*Requirements*: Copy out the entries below word for word, from the very first through the one containing "sub-tab[interactable]: 期内应收账款（客户-门店汇总） [1250,105,1494,154]", including both ends.
• • • • • • •
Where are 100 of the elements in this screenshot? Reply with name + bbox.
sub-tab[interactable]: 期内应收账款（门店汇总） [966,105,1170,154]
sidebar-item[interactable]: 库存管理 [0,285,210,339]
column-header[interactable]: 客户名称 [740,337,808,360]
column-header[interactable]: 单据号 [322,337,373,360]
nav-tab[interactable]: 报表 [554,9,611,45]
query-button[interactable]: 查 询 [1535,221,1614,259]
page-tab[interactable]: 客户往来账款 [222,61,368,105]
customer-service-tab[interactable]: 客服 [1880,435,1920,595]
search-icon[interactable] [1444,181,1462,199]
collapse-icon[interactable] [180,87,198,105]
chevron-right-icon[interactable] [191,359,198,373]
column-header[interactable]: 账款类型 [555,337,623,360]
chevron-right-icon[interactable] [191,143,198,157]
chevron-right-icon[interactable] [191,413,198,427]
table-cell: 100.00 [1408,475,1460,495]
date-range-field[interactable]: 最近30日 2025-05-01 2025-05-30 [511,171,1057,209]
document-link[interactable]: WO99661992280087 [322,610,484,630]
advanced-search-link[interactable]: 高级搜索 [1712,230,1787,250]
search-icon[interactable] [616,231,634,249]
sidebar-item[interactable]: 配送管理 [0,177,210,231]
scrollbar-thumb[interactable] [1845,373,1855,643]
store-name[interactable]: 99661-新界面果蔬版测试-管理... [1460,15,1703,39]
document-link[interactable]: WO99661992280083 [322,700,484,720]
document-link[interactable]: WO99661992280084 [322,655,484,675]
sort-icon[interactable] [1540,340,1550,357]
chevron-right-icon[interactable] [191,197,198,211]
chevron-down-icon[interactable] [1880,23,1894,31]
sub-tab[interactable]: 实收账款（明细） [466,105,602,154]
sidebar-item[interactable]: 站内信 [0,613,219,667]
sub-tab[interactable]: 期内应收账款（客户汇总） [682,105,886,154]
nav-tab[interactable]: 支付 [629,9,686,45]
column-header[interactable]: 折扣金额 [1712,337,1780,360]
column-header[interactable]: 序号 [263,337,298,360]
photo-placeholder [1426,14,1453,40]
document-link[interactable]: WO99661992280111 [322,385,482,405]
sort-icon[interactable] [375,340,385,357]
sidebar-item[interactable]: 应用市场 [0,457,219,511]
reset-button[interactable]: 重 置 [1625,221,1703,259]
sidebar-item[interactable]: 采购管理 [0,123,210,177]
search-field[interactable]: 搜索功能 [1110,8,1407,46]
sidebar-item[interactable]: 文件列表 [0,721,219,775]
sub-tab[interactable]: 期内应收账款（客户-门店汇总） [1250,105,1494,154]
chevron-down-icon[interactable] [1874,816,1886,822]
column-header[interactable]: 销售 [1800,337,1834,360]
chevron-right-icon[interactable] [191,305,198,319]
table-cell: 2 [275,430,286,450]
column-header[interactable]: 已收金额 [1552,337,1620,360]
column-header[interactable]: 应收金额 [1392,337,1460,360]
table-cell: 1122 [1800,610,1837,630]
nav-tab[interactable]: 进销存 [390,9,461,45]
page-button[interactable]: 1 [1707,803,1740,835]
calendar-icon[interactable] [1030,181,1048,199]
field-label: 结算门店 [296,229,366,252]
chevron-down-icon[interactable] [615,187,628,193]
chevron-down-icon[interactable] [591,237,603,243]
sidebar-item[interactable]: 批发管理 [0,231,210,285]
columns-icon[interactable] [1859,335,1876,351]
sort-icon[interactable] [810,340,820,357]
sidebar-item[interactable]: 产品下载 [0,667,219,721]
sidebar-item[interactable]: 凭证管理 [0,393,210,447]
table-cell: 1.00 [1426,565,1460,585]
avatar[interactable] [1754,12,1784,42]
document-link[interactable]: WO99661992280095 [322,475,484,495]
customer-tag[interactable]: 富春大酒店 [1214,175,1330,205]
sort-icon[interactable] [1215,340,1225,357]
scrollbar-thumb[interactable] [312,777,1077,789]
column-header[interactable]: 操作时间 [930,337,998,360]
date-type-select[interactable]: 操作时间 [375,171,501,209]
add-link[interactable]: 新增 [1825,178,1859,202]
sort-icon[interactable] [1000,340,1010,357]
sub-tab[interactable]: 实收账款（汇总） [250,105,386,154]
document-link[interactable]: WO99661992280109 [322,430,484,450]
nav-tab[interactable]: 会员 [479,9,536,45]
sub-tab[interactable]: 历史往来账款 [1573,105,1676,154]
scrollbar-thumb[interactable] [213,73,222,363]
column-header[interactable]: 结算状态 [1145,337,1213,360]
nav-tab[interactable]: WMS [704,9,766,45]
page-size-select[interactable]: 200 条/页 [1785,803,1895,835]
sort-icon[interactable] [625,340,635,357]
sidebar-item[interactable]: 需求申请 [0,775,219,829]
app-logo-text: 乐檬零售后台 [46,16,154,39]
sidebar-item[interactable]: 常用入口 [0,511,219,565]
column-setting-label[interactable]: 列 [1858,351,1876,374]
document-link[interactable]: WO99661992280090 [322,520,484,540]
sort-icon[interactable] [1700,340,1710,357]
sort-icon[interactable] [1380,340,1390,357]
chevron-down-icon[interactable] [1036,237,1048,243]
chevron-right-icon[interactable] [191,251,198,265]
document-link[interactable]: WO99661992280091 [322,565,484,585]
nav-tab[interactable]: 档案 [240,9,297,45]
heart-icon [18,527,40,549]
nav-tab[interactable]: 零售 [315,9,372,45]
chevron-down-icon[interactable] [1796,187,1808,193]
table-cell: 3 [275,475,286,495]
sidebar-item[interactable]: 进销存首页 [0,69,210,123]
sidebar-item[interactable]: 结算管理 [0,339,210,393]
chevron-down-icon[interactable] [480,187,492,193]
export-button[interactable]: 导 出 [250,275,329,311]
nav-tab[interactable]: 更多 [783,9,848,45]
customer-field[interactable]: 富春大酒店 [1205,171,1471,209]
• • • • • • •
*Solution below*:
Where are 100 of the elements in this screenshot? Reply with name + bbox.
sub-tab[interactable]: 期内应收账款（门店汇总） [966,105,1170,154]
sidebar-item[interactable]: 库存管理 [0,285,210,339]
column-header[interactable]: 客户名称 [740,337,808,360]
column-header[interactable]: 单据号 [322,337,373,360]
nav-tab[interactable]: 报表 [554,9,611,45]
query-button[interactable]: 查 询 [1535,221,1614,259]
page-tab[interactable]: 客户往来账款 [222,61,368,105]
customer-service-tab[interactable]: 客服 [1880,435,1920,595]
search-icon[interactable] [1444,181,1462,199]
collapse-icon[interactable] [180,87,198,105]
chevron-right-icon[interactable] [191,359,198,373]
column-header[interactable]: 账款类型 [555,337,623,360]
chevron-right-icon[interactable] [191,143,198,157]
chevron-right-icon[interactable] [191,413,198,427]
table-cell: 100.00 [1408,475,1460,495]
date-range-field[interactable]: 最近30日 2025-05-01 2025-05-30 [511,171,1057,209]
document-link[interactable]: WO99661992280087 [322,610,484,630]
advanced-search-link[interactable]: 高级搜索 [1712,230,1787,250]
search-icon[interactable] [616,231,634,249]
sidebar-item[interactable]: 配送管理 [0,177,210,231]
scrollbar-thumb[interactable] [1845,373,1855,643]
store-name[interactable]: 99661-新界面果蔬版测试-管理... [1460,15,1703,39]
document-link[interactable]: WO99661992280083 [322,700,484,720]
document-link[interactable]: WO99661992280084 [322,655,484,675]
sort-icon[interactable] [1540,340,1550,357]
chevron-right-icon[interactable] [191,197,198,211]
chevron-down-icon[interactable] [1880,23,1894,31]
sub-tab[interactable]: 实收账款（明细） [466,105,602,154]
sidebar-item[interactable]: 站内信 [0,613,219,667]
sub-tab[interactable]: 期内应收账款（客户汇总） [682,105,886,154]
nav-tab[interactable]: 支付 [629,9,686,45]
column-header[interactable]: 折扣金额 [1712,337,1780,360]
column-header[interactable]: 序号 [263,337,298,360]
photo-placeholder [1426,14,1453,40]
document-link[interactable]: WO99661992280111 [322,385,482,405]
sort-icon[interactable] [375,340,385,357]
sidebar-item[interactable]: 应用市场 [0,457,219,511]
reset-button[interactable]: 重 置 [1625,221,1703,259]
sidebar-item[interactable]: 采购管理 [0,123,210,177]
search-field[interactable]: 搜索功能 [1110,8,1407,46]
sidebar-item[interactable]: 文件列表 [0,721,219,775]
sub-tab[interactable]: 期内应收账款（客户-门店汇总） [1250,105,1494,154]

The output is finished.